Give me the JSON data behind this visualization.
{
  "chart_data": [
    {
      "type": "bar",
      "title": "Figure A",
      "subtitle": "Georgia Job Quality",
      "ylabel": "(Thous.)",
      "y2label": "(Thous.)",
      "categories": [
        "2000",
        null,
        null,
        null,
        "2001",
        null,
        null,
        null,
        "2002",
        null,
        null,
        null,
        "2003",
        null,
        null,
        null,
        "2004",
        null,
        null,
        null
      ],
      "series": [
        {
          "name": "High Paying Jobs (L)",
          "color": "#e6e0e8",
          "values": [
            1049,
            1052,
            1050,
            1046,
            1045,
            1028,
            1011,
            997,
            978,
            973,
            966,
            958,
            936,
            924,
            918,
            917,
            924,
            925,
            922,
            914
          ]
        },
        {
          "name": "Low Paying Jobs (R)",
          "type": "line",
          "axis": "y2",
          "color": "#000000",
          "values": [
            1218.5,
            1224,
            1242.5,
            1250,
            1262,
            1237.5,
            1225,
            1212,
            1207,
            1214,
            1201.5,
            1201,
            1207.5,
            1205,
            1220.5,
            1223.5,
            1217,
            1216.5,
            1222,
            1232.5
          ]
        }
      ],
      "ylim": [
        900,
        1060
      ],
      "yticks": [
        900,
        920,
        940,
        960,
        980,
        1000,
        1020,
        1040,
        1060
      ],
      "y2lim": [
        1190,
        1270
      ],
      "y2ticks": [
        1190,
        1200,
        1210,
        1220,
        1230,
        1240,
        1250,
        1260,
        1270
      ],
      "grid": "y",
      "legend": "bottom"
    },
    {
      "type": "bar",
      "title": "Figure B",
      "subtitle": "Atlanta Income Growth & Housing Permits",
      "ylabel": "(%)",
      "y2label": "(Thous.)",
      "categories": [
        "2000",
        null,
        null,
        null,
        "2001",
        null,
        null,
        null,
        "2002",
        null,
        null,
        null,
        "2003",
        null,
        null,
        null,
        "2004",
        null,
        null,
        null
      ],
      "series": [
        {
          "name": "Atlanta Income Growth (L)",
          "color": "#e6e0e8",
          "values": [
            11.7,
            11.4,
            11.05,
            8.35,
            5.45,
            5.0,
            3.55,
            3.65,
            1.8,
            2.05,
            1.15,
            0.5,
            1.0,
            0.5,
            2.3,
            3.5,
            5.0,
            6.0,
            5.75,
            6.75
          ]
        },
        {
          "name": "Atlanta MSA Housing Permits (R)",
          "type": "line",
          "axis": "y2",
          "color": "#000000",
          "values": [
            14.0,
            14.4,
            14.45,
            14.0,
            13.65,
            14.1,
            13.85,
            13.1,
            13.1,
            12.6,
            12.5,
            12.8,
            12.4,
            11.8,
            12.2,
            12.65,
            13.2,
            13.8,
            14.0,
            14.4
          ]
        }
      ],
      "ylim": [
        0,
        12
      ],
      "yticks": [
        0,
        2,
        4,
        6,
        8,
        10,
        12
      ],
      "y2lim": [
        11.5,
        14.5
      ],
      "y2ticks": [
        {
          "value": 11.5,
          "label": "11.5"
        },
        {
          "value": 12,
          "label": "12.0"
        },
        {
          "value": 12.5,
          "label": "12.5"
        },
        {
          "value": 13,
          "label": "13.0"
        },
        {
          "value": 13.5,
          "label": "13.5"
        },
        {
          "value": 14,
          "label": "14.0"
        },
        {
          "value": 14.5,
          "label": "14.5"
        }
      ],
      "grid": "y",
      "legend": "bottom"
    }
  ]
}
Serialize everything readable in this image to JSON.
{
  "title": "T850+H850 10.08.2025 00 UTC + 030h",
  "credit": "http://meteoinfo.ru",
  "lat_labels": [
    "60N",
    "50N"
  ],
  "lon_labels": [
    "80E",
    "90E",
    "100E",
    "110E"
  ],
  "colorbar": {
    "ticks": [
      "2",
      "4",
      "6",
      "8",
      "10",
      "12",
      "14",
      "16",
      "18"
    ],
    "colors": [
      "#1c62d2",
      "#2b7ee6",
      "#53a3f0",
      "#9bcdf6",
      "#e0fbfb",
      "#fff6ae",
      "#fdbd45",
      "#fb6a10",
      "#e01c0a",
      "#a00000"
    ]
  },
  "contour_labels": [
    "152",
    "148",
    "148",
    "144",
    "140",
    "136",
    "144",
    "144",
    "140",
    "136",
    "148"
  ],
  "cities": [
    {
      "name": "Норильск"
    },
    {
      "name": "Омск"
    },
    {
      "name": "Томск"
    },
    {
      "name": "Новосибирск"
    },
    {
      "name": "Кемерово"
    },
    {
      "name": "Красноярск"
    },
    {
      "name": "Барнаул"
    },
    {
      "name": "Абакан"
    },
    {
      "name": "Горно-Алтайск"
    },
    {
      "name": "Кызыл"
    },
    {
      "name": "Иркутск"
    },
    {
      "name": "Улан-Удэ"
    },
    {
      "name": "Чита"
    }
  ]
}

________________________________________

Extract each line from the entries above that contains the string "JSON".

_RESPONSE TO THIS TASK_
Give me the JSON data behind this visualization.
Serialize everything readable in this image to JSON.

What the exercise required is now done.